DATASET ENTRIES:
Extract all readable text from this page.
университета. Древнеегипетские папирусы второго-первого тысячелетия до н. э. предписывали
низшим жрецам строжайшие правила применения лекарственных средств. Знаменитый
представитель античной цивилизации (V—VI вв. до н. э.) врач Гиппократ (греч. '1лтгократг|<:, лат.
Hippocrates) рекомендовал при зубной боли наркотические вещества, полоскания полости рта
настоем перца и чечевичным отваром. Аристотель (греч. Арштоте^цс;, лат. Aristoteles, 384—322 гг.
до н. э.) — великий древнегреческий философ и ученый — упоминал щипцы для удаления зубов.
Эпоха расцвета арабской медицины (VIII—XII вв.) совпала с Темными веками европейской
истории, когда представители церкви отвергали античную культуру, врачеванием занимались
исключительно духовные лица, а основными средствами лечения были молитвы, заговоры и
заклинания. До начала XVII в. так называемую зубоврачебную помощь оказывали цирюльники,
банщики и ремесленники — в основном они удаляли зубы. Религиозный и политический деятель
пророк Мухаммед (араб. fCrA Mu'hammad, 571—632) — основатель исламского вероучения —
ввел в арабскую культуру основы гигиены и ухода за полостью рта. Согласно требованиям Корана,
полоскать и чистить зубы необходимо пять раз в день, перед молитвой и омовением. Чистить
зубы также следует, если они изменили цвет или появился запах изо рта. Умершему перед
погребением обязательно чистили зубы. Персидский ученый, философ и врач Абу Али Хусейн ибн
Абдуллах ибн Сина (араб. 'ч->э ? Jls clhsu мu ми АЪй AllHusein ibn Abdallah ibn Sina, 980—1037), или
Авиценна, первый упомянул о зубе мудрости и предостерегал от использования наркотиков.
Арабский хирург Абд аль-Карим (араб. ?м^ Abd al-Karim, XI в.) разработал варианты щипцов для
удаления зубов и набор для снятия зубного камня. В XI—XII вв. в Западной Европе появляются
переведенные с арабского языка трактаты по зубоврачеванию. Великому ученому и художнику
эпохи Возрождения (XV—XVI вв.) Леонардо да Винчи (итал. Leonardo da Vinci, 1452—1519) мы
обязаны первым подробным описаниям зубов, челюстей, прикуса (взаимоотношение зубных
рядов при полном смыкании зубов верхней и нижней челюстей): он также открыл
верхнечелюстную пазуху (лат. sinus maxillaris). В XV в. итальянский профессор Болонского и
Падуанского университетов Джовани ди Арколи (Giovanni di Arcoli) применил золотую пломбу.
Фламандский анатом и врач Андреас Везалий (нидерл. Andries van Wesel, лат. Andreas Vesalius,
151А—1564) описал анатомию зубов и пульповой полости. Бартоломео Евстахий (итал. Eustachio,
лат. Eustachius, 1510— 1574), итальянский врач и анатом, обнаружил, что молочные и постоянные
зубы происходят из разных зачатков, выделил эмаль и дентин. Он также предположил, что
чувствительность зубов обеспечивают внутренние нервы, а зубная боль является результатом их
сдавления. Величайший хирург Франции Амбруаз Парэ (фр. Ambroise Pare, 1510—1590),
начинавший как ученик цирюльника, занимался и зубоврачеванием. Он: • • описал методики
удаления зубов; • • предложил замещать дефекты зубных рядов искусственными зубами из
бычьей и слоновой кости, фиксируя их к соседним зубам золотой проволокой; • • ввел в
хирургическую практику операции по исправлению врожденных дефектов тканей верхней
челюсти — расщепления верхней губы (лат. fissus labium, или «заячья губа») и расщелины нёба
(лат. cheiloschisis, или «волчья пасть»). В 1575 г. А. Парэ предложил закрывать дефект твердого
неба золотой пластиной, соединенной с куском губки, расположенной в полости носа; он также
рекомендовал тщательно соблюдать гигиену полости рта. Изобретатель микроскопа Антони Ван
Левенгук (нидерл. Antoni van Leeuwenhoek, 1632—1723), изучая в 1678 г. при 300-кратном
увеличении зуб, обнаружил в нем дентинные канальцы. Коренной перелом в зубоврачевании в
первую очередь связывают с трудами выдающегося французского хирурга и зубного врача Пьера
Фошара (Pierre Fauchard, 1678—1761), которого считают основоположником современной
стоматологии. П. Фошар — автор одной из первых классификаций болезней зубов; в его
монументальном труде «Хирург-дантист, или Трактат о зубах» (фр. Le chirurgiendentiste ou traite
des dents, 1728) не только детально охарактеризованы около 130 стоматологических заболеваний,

WHAT YOU ARE ASKED TO DO:
Gather all lines where the word "рядов" appears.

CORRECT RESPONSE:
рядов при полном смыкании зубов верхней и нижней челюстей): он также открыл
удаления зубов; • • предложил замещать дефекты зубных рядов искусственными зубами из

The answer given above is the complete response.